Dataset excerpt
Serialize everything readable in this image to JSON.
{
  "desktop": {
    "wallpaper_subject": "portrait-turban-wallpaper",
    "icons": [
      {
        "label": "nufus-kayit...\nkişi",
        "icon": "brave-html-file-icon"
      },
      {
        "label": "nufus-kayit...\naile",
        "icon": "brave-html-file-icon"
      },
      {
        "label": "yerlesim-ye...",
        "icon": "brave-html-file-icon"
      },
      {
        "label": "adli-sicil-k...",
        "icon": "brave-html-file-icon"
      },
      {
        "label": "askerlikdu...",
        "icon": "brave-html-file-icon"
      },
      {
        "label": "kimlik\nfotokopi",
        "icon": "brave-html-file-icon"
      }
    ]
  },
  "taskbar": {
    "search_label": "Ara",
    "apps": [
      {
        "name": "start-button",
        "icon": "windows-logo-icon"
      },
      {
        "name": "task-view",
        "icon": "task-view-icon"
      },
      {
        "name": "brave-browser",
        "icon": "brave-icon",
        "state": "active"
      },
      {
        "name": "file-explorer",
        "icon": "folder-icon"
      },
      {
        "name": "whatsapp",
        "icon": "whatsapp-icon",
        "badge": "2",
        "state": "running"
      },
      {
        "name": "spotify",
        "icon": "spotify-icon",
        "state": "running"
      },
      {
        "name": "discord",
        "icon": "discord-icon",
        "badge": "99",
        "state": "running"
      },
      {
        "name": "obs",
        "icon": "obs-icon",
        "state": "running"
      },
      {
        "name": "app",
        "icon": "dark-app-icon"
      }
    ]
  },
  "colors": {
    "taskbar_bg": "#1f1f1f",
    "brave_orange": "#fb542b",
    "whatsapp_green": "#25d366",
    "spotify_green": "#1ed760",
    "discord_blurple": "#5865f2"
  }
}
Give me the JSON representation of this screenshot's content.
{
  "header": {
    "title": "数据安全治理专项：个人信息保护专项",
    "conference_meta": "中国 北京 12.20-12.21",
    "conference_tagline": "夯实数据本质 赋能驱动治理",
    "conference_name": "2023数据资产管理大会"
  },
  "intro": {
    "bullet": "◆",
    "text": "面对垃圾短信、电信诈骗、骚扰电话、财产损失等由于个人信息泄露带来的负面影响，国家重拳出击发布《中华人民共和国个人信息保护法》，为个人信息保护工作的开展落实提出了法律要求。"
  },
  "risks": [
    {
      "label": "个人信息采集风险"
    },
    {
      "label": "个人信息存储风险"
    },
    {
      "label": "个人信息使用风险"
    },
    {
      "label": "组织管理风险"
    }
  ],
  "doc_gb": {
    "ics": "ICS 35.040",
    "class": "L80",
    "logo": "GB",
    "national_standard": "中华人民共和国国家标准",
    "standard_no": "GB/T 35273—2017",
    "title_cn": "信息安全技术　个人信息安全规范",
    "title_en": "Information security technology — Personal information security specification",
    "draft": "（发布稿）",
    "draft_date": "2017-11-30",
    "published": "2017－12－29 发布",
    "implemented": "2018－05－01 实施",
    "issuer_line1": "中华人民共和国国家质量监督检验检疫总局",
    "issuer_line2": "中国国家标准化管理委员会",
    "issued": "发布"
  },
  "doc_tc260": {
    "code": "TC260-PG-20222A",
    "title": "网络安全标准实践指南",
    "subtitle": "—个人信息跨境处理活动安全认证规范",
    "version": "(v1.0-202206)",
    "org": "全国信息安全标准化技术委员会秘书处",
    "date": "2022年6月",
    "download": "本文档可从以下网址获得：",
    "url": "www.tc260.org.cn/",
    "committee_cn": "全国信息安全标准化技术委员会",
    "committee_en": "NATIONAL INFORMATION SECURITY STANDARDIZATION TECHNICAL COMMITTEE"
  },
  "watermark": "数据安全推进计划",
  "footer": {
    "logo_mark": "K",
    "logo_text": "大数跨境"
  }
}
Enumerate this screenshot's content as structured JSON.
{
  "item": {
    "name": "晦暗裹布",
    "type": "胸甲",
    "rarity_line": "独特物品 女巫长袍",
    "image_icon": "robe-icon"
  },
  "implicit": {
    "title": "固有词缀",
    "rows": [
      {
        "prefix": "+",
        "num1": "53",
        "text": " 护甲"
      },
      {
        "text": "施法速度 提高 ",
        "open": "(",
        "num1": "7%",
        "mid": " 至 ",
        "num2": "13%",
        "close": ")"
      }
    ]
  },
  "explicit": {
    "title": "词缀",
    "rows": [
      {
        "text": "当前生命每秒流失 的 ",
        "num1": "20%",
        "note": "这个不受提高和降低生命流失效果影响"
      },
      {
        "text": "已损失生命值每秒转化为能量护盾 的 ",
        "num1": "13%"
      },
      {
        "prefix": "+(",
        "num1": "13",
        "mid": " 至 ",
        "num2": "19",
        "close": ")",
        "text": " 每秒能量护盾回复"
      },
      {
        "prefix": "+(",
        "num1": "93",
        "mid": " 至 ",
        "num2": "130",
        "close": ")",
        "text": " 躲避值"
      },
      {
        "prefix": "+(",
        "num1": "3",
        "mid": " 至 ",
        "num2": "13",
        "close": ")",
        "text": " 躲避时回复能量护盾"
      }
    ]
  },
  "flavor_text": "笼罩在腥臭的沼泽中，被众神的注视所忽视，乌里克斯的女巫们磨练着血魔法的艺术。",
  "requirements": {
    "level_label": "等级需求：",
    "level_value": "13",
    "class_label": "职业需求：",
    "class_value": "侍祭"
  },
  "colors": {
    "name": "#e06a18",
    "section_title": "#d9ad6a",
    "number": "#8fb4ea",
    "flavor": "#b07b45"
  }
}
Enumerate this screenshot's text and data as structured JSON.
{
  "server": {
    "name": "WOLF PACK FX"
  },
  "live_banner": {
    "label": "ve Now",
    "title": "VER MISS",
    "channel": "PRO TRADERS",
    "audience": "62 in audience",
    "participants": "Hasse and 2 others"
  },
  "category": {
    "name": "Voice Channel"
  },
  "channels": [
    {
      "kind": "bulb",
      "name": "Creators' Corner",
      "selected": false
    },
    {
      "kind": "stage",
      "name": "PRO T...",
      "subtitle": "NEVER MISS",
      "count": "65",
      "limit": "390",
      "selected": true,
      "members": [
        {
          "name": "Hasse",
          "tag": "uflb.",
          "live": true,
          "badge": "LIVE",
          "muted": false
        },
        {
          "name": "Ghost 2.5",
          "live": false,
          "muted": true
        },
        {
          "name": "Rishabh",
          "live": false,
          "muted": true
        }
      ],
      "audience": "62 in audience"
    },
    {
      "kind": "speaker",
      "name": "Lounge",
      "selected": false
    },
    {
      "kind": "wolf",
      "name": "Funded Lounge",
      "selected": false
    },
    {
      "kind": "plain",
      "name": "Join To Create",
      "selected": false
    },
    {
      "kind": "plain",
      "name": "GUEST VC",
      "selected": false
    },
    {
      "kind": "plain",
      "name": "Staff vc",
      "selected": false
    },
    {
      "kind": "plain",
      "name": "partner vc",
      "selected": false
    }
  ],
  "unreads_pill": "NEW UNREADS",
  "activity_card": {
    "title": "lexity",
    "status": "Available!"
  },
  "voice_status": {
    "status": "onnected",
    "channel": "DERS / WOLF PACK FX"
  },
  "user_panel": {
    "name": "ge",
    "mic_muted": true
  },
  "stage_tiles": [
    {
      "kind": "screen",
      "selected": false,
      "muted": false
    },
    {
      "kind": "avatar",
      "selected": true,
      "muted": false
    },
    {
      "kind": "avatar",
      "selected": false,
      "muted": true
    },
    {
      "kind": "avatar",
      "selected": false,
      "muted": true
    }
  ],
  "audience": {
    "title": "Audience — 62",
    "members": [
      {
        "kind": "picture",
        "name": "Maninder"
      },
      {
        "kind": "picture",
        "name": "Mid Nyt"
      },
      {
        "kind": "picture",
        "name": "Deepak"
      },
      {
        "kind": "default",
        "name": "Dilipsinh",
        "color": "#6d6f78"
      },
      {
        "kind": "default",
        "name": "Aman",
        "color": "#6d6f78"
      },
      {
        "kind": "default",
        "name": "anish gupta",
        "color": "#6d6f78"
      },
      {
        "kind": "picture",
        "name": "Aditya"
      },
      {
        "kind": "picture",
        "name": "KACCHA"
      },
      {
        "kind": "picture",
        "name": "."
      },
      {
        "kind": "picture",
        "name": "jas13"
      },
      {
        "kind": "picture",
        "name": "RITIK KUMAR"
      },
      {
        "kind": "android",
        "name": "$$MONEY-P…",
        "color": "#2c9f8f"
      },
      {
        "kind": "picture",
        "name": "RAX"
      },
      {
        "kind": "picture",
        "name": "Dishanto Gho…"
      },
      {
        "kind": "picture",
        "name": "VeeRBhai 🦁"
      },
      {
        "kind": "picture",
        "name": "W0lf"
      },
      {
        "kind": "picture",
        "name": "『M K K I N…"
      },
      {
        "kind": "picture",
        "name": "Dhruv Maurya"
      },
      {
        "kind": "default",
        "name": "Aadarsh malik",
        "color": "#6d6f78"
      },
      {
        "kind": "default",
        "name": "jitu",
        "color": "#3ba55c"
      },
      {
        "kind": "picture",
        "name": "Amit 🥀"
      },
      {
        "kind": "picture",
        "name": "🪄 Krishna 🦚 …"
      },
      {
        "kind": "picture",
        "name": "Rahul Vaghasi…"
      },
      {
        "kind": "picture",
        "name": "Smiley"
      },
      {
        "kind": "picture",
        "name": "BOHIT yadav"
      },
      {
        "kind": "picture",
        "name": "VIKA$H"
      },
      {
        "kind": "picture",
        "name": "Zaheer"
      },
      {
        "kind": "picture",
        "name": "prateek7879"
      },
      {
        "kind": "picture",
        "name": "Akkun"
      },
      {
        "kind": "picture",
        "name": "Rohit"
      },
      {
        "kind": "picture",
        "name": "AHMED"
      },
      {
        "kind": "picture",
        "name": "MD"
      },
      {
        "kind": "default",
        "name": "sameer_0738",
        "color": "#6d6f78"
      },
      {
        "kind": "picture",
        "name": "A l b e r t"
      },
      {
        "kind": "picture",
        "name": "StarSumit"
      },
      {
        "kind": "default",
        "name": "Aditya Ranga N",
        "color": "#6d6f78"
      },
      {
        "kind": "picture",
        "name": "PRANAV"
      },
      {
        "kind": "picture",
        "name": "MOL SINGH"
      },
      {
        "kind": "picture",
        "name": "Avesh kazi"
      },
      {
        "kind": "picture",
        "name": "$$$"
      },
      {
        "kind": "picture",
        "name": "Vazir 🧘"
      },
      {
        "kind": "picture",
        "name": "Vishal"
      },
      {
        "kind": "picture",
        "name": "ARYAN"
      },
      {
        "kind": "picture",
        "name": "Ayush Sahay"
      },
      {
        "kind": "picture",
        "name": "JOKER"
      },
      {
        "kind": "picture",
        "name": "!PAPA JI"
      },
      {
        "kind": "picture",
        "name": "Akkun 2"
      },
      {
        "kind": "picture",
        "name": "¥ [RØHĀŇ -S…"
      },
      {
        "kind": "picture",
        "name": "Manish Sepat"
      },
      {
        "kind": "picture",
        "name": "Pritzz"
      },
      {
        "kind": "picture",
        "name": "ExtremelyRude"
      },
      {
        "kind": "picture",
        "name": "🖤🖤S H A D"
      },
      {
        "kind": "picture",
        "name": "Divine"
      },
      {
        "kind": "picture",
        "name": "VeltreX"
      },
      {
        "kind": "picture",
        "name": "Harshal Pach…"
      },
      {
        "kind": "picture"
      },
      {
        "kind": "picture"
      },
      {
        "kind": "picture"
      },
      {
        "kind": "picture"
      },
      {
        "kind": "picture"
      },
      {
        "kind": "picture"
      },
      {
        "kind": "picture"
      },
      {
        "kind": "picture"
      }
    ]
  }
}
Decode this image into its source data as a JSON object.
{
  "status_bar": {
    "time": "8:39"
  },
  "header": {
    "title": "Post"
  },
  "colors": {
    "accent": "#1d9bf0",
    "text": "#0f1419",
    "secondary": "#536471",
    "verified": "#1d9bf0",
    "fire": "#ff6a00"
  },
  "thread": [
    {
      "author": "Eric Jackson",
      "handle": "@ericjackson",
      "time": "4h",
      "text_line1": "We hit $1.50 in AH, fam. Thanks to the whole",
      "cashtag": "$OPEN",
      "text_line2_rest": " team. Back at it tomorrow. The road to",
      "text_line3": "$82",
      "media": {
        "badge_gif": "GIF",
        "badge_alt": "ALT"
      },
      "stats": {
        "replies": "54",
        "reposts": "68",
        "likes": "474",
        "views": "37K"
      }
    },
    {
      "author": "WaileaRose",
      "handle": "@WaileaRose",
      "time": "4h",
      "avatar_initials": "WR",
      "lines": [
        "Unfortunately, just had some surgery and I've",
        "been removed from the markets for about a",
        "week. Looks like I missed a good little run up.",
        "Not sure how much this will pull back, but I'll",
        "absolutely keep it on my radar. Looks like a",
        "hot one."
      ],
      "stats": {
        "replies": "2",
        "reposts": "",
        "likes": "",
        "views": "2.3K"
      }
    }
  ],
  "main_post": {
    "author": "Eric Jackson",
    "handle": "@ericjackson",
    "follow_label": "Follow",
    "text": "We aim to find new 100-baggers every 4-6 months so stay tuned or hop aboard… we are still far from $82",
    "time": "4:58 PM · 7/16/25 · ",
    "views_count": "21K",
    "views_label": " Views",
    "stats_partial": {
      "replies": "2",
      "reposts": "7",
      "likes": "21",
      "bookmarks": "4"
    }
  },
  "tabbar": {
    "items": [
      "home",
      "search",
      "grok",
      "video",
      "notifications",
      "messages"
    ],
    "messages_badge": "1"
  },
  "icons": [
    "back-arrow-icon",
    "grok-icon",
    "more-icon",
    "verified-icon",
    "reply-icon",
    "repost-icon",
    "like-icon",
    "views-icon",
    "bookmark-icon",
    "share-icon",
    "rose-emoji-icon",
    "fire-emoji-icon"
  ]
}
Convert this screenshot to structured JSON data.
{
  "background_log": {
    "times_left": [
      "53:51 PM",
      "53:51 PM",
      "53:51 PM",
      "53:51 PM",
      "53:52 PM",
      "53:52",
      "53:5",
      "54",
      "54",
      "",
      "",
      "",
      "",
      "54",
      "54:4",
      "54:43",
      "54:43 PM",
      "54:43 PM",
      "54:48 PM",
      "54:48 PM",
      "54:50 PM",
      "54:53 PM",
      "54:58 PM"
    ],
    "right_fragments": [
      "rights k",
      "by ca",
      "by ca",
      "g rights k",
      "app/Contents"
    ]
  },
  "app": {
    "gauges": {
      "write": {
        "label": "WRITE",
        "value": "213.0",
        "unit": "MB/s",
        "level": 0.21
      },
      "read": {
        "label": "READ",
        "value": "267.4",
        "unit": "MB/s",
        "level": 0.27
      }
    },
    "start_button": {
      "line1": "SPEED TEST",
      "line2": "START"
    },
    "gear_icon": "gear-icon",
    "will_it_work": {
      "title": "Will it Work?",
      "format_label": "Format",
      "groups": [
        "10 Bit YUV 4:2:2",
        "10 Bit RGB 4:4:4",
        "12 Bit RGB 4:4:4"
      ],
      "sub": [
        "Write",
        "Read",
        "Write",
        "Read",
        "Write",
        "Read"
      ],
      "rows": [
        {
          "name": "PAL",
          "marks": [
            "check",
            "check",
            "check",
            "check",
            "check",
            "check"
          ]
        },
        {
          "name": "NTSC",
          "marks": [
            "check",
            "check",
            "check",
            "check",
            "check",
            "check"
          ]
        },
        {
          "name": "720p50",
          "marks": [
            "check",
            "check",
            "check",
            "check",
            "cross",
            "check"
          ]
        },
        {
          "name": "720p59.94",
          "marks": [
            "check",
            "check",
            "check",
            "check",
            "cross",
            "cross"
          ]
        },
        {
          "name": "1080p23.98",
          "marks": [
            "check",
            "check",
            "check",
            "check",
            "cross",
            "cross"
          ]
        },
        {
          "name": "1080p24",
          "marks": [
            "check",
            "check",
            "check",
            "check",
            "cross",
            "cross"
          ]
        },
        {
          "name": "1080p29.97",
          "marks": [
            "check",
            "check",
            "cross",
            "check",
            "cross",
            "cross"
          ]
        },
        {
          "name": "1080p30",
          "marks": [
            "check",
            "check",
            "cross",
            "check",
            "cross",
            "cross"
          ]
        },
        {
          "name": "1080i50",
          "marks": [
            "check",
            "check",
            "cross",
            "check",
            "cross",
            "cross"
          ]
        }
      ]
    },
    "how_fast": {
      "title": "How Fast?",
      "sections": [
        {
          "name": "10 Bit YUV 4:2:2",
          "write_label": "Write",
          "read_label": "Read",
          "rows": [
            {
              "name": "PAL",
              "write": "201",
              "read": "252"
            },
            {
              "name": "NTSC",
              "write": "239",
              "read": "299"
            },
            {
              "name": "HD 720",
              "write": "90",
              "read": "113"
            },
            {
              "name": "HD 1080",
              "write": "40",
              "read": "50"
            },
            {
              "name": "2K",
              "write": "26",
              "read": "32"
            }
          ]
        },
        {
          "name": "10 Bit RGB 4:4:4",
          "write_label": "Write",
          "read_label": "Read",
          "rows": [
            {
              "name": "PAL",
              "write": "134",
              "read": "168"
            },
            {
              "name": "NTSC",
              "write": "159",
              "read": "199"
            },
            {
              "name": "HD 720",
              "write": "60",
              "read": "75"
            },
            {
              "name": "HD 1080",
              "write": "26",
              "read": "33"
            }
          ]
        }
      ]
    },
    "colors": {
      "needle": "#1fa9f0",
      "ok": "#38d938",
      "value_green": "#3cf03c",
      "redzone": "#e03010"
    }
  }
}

*REQUEST:* Review the preceding data and report every line that includes the string "Hasse".

*SOLUTION FOR THIS EXERCISE:*
    "participants": "Hasse and 2 others"
          "name": "Hasse",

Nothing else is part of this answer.